WORK TO BE COMPLETED:
Lines containing the string "农村特困人员集中供养" are to be collected in full.

AVAILABLE DATA:
__________________________________________________

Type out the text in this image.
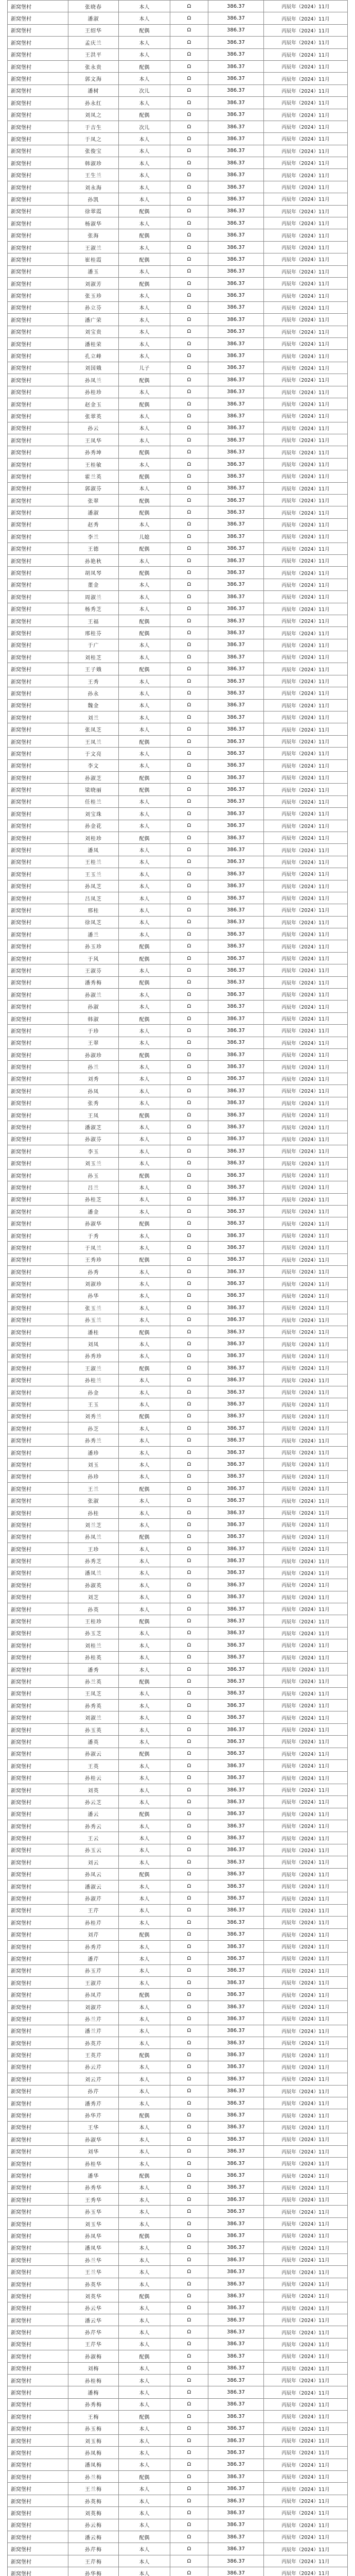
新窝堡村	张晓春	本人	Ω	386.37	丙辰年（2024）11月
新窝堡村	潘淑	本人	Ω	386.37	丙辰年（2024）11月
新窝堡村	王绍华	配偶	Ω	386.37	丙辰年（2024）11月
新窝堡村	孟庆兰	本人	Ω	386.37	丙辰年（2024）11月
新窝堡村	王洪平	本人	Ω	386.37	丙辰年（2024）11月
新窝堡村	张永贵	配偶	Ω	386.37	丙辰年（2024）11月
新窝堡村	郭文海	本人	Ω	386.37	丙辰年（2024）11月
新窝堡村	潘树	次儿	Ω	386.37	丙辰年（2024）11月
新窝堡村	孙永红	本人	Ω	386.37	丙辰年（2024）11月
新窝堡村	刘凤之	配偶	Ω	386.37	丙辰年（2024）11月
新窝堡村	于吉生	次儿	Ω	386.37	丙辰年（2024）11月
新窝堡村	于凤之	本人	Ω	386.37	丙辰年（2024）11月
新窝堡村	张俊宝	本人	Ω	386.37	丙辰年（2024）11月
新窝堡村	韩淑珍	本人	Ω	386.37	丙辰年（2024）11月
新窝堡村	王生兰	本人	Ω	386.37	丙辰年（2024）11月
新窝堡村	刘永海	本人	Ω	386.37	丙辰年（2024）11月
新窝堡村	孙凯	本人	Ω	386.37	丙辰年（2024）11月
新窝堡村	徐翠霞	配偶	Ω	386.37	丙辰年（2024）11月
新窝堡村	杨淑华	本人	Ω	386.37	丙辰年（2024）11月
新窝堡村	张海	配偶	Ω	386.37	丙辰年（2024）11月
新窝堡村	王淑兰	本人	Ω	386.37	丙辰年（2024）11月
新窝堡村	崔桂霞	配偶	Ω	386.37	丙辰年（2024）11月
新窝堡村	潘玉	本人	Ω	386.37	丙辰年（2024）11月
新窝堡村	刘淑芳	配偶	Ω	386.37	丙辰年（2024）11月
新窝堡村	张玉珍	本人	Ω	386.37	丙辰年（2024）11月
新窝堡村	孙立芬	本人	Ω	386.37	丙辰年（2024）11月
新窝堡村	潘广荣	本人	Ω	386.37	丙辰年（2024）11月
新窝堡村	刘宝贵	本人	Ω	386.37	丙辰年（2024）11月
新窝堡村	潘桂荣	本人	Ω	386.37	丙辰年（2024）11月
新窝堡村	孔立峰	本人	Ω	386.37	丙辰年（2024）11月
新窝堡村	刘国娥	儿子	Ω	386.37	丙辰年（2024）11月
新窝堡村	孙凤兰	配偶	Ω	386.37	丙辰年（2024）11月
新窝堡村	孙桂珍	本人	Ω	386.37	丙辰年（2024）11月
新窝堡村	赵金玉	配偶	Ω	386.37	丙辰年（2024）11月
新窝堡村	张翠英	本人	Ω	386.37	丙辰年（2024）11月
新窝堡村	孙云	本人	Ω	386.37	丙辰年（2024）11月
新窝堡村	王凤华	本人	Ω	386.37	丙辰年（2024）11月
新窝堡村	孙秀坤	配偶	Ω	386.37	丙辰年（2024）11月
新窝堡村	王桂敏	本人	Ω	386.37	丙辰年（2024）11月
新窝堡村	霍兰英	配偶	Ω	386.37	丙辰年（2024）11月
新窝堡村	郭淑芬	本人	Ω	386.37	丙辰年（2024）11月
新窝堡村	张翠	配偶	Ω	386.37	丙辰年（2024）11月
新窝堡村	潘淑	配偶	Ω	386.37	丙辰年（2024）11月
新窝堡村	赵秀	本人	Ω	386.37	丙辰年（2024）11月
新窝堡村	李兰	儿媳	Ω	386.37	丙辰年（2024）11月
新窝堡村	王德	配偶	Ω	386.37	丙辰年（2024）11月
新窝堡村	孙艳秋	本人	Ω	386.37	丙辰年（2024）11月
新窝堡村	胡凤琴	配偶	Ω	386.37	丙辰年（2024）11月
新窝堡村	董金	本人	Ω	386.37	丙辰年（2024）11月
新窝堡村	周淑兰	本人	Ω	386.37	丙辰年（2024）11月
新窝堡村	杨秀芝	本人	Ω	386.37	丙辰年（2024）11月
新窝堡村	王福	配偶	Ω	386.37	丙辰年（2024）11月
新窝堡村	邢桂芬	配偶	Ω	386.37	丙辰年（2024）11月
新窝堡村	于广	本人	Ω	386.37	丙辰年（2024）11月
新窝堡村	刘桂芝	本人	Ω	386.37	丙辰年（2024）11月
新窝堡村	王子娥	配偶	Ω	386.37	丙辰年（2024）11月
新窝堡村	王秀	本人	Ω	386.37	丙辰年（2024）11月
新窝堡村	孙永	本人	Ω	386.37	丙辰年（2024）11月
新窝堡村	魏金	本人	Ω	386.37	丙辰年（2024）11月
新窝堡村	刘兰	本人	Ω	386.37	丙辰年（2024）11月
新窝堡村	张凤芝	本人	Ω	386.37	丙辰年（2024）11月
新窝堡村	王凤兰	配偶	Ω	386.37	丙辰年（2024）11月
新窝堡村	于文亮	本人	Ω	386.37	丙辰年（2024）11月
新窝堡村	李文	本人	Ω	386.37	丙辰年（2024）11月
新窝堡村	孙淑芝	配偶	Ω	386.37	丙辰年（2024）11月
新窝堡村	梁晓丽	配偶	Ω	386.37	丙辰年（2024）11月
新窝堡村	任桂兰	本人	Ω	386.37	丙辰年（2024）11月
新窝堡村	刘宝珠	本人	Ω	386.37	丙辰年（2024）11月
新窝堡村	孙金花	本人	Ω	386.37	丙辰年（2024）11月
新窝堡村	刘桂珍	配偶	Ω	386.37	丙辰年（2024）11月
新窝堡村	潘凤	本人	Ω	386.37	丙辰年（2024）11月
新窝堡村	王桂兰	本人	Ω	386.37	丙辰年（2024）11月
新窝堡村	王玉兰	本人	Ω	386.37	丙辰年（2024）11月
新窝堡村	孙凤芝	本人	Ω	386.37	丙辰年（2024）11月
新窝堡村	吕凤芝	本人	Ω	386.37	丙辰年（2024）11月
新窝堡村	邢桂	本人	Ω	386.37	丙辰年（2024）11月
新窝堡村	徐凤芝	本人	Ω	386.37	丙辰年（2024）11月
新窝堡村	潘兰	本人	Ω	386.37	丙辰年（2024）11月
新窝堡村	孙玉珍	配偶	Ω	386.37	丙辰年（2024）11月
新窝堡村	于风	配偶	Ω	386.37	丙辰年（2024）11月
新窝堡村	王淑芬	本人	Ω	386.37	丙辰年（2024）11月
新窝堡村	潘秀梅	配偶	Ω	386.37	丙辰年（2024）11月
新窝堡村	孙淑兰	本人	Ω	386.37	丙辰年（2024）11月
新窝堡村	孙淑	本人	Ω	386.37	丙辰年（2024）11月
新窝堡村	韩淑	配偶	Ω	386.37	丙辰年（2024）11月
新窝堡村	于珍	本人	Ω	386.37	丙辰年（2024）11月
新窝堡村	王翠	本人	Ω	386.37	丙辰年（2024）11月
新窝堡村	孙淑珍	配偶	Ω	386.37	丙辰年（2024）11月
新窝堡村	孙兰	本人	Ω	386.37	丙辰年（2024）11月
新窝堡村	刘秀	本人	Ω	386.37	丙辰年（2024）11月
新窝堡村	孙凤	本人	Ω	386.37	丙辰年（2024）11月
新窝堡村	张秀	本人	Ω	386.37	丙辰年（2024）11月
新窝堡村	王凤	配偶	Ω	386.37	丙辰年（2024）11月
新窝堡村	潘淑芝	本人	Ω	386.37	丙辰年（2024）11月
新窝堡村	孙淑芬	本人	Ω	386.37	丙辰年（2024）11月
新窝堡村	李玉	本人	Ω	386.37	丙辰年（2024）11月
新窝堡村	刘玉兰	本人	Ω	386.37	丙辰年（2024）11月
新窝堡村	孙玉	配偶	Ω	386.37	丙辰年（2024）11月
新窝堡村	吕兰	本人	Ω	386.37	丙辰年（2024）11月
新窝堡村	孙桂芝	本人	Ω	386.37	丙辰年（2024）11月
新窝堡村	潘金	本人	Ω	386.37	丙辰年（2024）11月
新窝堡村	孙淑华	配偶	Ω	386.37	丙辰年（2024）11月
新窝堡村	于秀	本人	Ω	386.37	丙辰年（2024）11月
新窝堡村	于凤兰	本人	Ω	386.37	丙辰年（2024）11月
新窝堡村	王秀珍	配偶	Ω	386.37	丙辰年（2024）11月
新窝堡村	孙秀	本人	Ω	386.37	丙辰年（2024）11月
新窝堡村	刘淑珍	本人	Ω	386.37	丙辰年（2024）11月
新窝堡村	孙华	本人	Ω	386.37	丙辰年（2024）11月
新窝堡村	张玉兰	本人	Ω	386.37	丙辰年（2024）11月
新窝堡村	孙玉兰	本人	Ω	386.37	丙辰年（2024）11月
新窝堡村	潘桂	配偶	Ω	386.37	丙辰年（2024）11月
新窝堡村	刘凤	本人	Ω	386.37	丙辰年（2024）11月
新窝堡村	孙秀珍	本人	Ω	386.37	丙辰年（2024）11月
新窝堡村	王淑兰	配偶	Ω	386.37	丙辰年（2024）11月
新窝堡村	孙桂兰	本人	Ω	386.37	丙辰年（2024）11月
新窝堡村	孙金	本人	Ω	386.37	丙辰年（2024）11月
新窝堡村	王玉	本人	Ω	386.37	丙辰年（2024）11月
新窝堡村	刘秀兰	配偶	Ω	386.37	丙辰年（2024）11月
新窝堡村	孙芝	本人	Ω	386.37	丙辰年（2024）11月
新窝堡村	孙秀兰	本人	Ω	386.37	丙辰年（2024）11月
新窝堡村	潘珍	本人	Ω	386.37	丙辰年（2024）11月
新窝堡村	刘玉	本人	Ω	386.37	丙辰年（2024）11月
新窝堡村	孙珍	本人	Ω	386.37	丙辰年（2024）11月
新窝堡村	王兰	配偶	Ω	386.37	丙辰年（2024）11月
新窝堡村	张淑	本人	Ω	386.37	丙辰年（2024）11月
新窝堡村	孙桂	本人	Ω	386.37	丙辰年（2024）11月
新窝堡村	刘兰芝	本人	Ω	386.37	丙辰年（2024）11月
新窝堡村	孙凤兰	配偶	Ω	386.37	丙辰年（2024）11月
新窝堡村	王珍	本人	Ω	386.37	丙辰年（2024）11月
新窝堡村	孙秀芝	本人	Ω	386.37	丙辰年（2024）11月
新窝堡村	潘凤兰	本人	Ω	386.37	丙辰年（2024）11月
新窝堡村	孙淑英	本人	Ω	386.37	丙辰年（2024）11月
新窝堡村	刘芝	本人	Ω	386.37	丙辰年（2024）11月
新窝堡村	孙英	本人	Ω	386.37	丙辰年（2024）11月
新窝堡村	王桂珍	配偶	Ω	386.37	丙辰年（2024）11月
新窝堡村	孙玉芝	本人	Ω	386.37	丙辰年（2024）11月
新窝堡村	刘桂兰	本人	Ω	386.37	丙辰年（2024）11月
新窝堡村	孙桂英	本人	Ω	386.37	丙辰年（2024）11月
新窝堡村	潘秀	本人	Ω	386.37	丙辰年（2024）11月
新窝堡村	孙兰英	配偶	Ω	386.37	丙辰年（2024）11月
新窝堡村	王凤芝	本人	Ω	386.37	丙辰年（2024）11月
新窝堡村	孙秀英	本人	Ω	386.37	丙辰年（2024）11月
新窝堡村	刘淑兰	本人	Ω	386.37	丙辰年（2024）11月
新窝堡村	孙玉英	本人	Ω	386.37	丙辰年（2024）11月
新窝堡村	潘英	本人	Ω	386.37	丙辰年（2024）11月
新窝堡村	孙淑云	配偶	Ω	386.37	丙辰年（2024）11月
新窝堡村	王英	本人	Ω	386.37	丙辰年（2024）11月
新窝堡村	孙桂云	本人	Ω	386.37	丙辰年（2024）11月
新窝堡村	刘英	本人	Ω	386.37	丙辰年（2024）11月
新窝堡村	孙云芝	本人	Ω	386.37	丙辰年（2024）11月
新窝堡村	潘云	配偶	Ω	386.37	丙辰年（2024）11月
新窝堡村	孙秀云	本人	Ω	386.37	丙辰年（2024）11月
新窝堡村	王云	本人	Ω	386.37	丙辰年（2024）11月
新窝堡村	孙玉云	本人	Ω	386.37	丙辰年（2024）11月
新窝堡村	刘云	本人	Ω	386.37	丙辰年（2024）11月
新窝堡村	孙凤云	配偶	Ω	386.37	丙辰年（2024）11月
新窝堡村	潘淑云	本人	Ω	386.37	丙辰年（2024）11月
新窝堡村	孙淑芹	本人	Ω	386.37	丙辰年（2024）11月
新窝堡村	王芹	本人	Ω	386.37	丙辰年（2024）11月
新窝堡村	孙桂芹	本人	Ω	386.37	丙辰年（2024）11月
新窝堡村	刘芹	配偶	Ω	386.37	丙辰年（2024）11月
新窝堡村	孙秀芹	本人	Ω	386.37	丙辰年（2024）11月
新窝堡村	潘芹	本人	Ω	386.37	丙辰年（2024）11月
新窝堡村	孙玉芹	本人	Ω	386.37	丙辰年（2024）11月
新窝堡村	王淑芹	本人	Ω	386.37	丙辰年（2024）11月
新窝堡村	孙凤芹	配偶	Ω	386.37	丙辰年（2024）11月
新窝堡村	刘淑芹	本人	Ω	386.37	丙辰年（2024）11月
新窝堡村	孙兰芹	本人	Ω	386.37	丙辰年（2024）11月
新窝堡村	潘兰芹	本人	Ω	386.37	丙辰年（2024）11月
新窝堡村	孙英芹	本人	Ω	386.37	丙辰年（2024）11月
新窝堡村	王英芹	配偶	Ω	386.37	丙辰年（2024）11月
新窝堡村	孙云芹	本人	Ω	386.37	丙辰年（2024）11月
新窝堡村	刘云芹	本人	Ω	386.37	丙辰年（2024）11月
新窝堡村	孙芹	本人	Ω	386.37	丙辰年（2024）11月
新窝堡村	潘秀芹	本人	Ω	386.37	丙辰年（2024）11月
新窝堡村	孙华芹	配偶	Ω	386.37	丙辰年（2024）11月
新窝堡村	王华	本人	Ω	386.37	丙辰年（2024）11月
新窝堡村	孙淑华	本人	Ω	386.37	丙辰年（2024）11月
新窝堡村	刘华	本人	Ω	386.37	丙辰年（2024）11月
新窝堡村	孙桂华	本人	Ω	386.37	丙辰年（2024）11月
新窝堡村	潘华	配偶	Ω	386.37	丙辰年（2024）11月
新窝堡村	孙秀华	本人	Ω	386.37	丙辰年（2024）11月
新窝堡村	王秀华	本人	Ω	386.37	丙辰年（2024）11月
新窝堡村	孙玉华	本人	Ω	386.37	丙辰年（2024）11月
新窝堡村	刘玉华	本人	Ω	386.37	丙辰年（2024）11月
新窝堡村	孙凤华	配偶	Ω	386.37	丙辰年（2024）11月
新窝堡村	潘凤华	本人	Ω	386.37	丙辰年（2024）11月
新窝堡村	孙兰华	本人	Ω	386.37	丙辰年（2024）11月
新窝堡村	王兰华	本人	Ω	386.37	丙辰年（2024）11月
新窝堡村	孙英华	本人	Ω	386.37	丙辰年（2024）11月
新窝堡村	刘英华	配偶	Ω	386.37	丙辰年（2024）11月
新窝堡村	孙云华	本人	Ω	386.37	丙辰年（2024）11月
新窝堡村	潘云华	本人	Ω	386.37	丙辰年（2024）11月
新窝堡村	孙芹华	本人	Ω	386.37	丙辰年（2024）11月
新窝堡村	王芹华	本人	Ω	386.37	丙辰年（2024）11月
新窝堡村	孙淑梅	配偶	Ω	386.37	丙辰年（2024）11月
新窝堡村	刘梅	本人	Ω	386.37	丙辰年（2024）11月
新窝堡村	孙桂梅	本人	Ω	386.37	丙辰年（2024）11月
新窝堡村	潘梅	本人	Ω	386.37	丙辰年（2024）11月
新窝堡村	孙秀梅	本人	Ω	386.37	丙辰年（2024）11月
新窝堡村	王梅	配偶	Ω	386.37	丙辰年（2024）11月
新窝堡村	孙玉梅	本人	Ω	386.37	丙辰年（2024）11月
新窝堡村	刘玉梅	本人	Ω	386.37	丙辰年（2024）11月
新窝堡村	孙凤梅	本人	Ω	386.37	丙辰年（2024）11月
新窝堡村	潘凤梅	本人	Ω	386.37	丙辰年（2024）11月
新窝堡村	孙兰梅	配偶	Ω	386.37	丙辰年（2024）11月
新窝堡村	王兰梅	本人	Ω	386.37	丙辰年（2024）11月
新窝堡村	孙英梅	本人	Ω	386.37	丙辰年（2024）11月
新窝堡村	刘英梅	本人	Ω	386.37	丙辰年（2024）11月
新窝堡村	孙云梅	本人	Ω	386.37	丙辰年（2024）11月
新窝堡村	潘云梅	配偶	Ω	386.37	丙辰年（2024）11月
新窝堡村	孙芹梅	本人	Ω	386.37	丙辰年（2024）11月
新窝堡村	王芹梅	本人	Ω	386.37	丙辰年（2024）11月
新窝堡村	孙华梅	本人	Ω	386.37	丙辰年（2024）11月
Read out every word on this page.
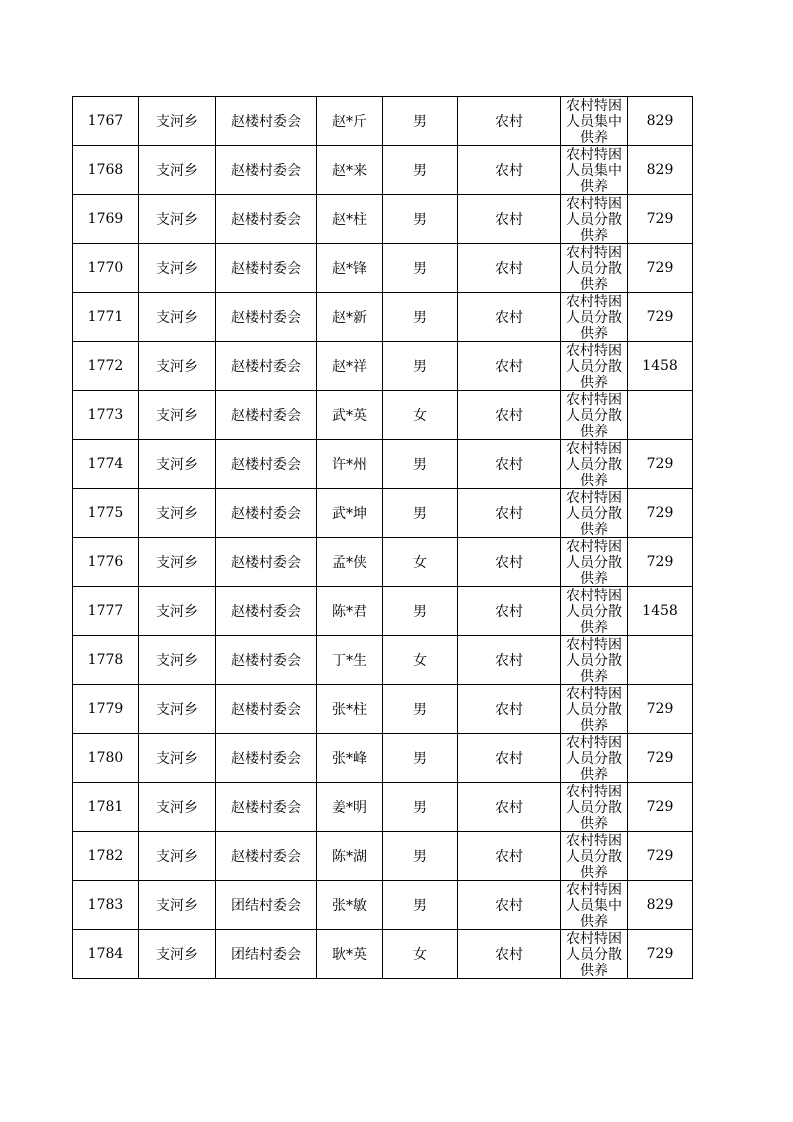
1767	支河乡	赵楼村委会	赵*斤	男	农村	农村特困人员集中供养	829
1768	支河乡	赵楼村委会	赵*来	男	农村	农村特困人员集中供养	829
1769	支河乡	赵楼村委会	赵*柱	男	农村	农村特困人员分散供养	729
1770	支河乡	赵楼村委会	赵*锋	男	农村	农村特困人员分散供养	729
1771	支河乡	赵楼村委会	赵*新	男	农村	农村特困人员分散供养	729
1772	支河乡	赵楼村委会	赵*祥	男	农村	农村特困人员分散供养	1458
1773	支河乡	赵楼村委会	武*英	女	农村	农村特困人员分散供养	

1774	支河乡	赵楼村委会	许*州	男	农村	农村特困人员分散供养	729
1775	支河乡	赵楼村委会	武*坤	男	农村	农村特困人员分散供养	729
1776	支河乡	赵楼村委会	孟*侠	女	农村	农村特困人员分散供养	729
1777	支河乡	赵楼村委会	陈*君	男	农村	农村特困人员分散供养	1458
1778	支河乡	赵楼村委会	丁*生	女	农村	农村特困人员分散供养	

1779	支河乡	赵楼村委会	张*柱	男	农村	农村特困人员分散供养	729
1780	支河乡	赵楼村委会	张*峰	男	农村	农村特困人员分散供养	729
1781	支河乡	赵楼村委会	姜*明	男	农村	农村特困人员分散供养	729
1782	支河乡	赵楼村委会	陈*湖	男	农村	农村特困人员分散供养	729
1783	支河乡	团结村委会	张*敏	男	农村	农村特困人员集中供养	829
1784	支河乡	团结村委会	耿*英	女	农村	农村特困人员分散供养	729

__________________________________________________

EXERCISE SOLUTION:
1767	支河乡	赵楼村委会	赵*斤	男	农村	农村特困人员集中供养	829
1768	支河乡	赵楼村委会	赵*来	男	农村	农村特困人员集中供养	829
1783	支河乡	团结村委会	张*敏	男	农村	农村特困人员集中供养	829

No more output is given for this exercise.